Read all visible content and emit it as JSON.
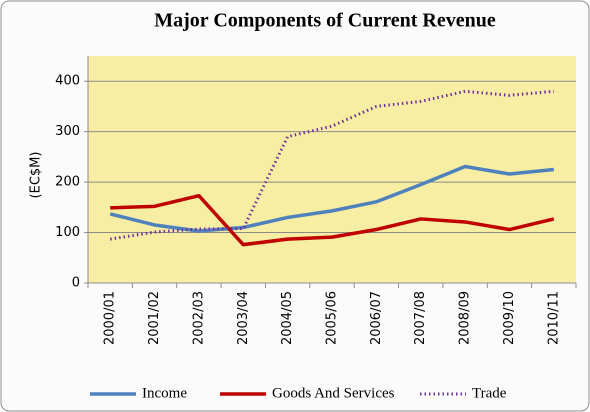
{
  "chart_data": {
    "type": "line",
    "title": "Major Components of Current Revenue",
    "y_label": "(EC$M)",
    "categories": [
      "2000/01",
      "2001/02",
      "2002/03",
      "2003/04",
      "2004/05",
      "2005/06",
      "2006/07",
      "2007/08",
      "2008/09",
      "2009/10",
      "2010/11"
    ],
    "series": [
      {
        "name": "Income",
        "color": "#4f81bd",
        "dash": "solid",
        "values": [
          137,
          115,
          103,
          110,
          130,
          143,
          161,
          195,
          231,
          216,
          225
        ]
      },
      {
        "name": "Goods And Services",
        "color": "#c00000",
        "dash": "solid",
        "values": [
          149,
          152,
          173,
          76,
          87,
          91,
          106,
          127,
          121,
          106,
          127
        ]
      },
      {
        "name": "Trade",
        "color": "#7030a0",
        "dash": "dotted",
        "values": [
          87,
          101,
          107,
          108,
          290,
          311,
          350,
          360,
          380,
          372,
          380
        ]
      }
    ],
    "ylim": [
      0,
      450
    ],
    "yticks": [
      0,
      100,
      200,
      300,
      400
    ],
    "grid": true,
    "legend": "bottom"
  }
}
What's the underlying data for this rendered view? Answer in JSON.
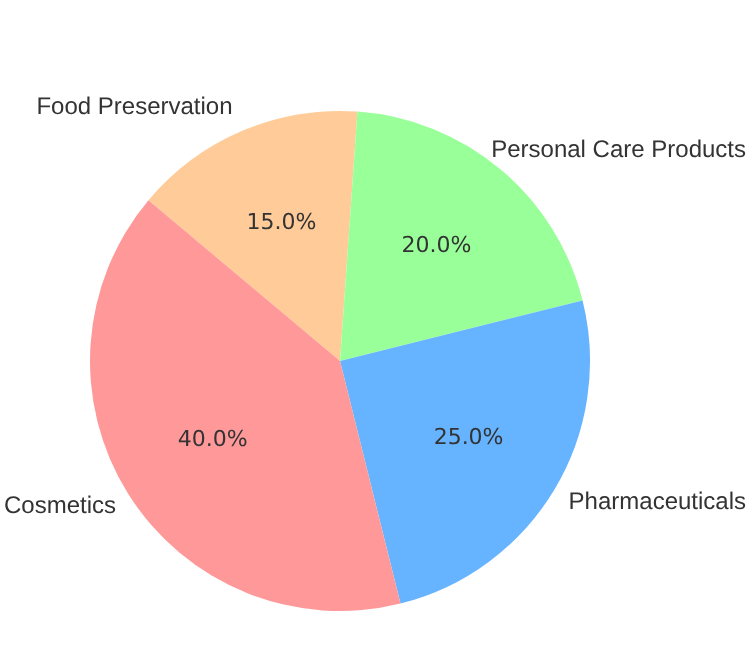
{
  "chart_data": {
    "type": "pie",
    "categories": [
      "Food Preservation",
      "Personal Care Products",
      "Pharmaceuticals",
      "Cosmetics"
    ],
    "values": [
      15,
      20,
      25,
      40
    ],
    "colors": [
      "#ffcc99",
      "#99ff99",
      "#66b3ff",
      "#ff9999"
    ],
    "value_labels": [
      "15.0%",
      "20.0%",
      "25.0%",
      "40.0%"
    ]
  }
}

◆ **What the exercise asks**: Copy out every line where the word "JSON" occurs.

◆ **Solved exercise**:
Read all visible content and emit it as JSON.
What's the underlying data for this rendered view? Answer in JSON.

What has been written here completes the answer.